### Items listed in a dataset
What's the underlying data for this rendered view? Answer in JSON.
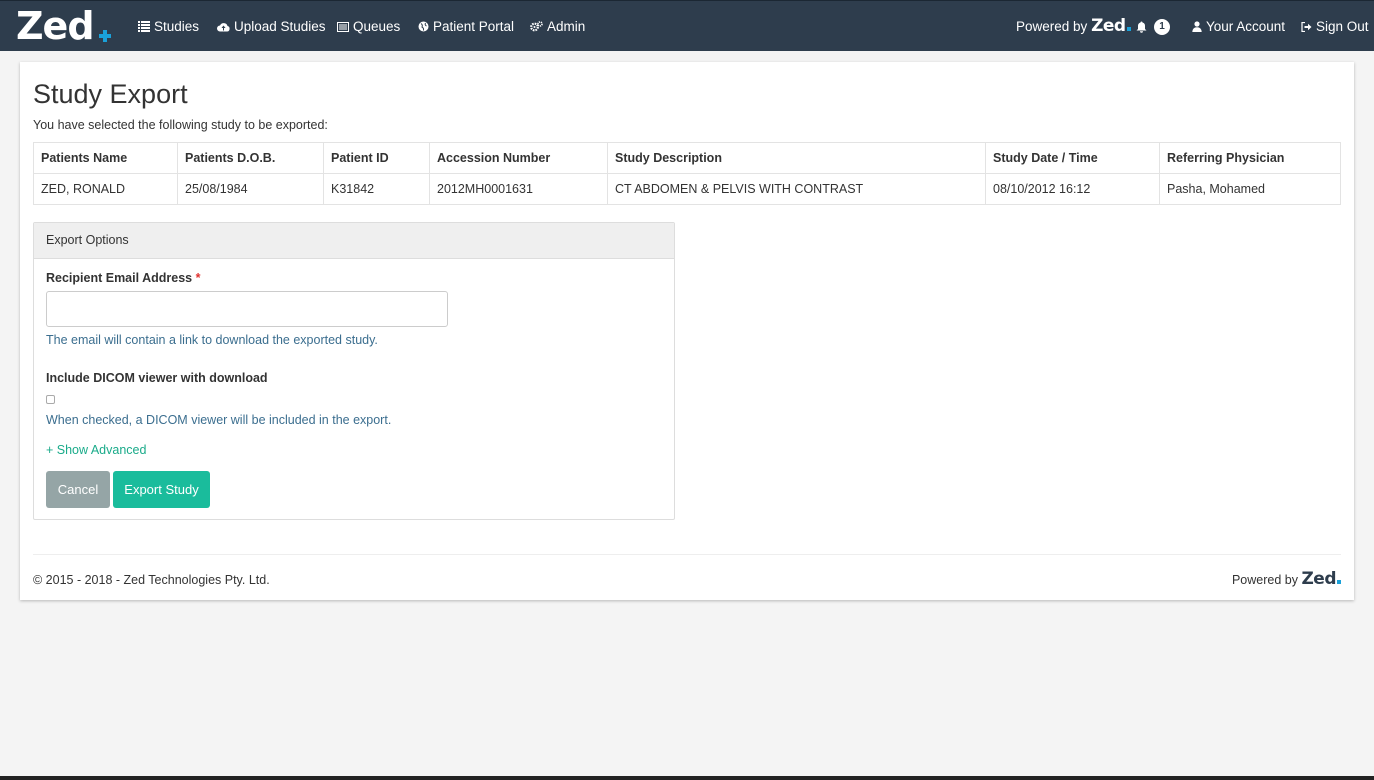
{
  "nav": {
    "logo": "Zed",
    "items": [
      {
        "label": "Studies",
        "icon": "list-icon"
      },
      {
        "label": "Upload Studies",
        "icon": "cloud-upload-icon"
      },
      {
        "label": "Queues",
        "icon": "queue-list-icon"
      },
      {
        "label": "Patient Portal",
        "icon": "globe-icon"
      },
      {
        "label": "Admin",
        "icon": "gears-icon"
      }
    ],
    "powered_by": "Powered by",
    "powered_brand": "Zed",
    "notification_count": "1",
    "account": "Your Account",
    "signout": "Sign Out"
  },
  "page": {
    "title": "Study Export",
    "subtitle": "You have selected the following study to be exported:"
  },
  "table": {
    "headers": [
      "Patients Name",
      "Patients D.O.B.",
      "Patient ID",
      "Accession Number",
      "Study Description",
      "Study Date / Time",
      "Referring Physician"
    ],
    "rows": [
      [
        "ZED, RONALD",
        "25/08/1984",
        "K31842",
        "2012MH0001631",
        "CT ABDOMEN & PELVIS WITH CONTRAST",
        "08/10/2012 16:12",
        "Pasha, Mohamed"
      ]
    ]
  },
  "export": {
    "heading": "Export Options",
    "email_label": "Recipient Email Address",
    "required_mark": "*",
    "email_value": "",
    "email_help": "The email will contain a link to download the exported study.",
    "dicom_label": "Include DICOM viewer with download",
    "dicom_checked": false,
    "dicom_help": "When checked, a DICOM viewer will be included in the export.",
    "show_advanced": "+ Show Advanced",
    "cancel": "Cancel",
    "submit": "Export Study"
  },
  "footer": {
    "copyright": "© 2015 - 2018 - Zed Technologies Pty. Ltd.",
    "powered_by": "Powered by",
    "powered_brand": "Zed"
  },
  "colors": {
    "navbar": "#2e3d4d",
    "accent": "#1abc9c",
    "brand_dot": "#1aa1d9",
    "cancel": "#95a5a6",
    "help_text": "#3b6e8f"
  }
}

### INSTRUCTIONS TO FOLLOW
Exclude the images and reproduce the remaining data exactly.

### EXPECTED ANSWER
What's the underlying data for this rendered view? Answer in JSON.
{
  "nav": {
    "logo": "Zed",
    "items": [
      {
        "label": "Studies",
        "icon": "list-icon"
      },
      {
        "label": "Upload Studies",
        "icon": "cloud-upload-icon"
      },
      {
        "label": "Queues",
        "icon": "queue-list-icon"
      },
      {
        "label": "Patient Portal",
        "icon": "globe-icon"
      },
      {
        "label": "Admin",
        "icon": "gears-icon"
      }
    ],
    "powered_by": "Powered by",
    "powered_brand": "Zed",
    "notification_count": "1",
    "account": "Your Account",
    "signout": "Sign Out"
  },
  "page": {
    "title": "Study Export",
    "subtitle": "You have selected the following study to be exported:"
  },
  "table": {
    "headers": [
      "Patients Name",
      "Patients D.O.B.",
      "Patient ID",
      "Accession Number",
      "Study Description",
      "Study Date / Time",
      "Referring Physician"
    ],
    "rows": [
      [
        "ZED, RONALD",
        "25/08/1984",
        "K31842",
        "2012MH0001631",
        "CT ABDOMEN & PELVIS WITH CONTRAST",
        "08/10/2012 16:12",
        "Pasha, Mohamed"
      ]
    ]
  },
  "export": {
    "heading": "Export Options",
    "email_label": "Recipient Email Address",
    "required_mark": "*",
    "email_value": "",
    "email_help": "The email will contain a link to download the exported study.",
    "dicom_label": "Include DICOM viewer with download",
    "dicom_checked": false,
    "dicom_help": "When checked, a DICOM viewer will be included in the export.",
    "show_advanced": "+ Show Advanced",
    "cancel": "Cancel",
    "submit": "Export Study"
  },
  "footer": {
    "copyright": "© 2015 - 2018 - Zed Technologies Pty. Ltd.",
    "powered_by": "Powered by",
    "powered_brand": "Zed"
  },
  "colors": {
    "navbar": "#2e3d4d",
    "accent": "#1abc9c",
    "brand_dot": "#1aa1d9",
    "cancel": "#95a5a6",
    "help_text": "#3b6e8f"
  }
}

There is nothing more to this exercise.